Every line of the material is to be quoted verbatim, minus the pictures.

** START **

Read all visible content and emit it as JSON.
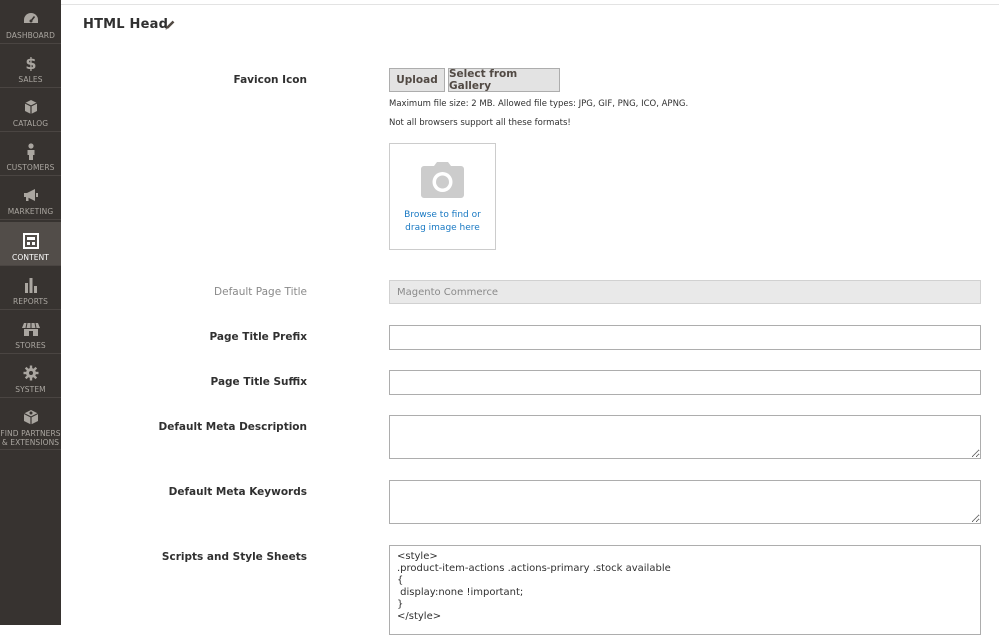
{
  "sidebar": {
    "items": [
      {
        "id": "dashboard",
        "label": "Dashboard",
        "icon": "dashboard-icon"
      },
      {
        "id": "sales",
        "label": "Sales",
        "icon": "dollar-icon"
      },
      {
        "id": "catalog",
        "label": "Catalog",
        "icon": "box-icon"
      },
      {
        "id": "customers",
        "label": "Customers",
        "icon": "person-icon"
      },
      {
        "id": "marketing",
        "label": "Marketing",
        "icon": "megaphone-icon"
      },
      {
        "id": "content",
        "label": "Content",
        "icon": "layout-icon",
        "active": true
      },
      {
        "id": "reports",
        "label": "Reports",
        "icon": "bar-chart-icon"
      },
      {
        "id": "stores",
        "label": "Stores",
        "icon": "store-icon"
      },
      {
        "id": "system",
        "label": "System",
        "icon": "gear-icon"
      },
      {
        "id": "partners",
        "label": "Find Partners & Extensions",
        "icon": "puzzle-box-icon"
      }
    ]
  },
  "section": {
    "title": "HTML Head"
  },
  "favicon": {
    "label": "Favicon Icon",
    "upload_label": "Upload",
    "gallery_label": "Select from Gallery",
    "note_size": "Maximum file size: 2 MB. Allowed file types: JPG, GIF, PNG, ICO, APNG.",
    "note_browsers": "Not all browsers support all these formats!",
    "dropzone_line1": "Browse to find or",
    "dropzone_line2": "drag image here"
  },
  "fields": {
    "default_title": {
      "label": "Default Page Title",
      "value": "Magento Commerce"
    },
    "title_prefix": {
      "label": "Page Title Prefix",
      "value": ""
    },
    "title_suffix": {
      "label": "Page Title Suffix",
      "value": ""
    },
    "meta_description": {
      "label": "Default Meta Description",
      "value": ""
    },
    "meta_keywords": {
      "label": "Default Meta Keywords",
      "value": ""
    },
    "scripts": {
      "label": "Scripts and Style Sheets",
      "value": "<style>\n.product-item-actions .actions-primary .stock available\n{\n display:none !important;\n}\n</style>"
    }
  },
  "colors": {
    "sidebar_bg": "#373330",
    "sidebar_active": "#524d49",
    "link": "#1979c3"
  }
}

** END **

> Exercise output
Read all visible content and emit it as JSON.
{
  "sidebar": {
    "items": [
      {
        "id": "dashboard",
        "label": "Dashboard",
        "icon": "dashboard-icon"
      },
      {
        "id": "sales",
        "label": "Sales",
        "icon": "dollar-icon"
      },
      {
        "id": "catalog",
        "label": "Catalog",
        "icon": "box-icon"
      },
      {
        "id": "customers",
        "label": "Customers",
        "icon": "person-icon"
      },
      {
        "id": "marketing",
        "label": "Marketing",
        "icon": "megaphone-icon"
      },
      {
        "id": "content",
        "label": "Content",
        "icon": "layout-icon",
        "active": true
      },
      {
        "id": "reports",
        "label": "Reports",
        "icon": "bar-chart-icon"
      },
      {
        "id": "stores",
        "label": "Stores",
        "icon": "store-icon"
      },
      {
        "id": "system",
        "label": "System",
        "icon": "gear-icon"
      },
      {
        "id": "partners",
        "label": "Find Partners & Extensions",
        "icon": "puzzle-box-icon"
      }
    ]
  },
  "section": {
    "title": "HTML Head"
  },
  "favicon": {
    "label": "Favicon Icon",
    "upload_label": "Upload",
    "gallery_label": "Select from Gallery",
    "note_size": "Maximum file size: 2 MB. Allowed file types: JPG, GIF, PNG, ICO, APNG.",
    "note_browsers": "Not all browsers support all these formats!",
    "dropzone_line1": "Browse to find or",
    "dropzone_line2": "drag image here"
  },
  "fields": {
    "default_title": {
      "label": "Default Page Title",
      "value": "Magento Commerce"
    },
    "title_prefix": {
      "label": "Page Title Prefix",
      "value": ""
    },
    "title_suffix": {
      "label": "Page Title Suffix",
      "value": ""
    },
    "meta_description": {
      "label": "Default Meta Description",
      "value": ""
    },
    "meta_keywords": {
      "label": "Default Meta Keywords",
      "value": ""
    },
    "scripts": {
      "label": "Scripts and Style Sheets",
      "value": "<style>\n.product-item-actions .actions-primary .stock available\n{\n display:none !important;\n}\n</style>"
    }
  },
  "colors": {
    "sidebar_bg": "#373330",
    "sidebar_active": "#524d49",
    "link": "#1979c3"
  }
}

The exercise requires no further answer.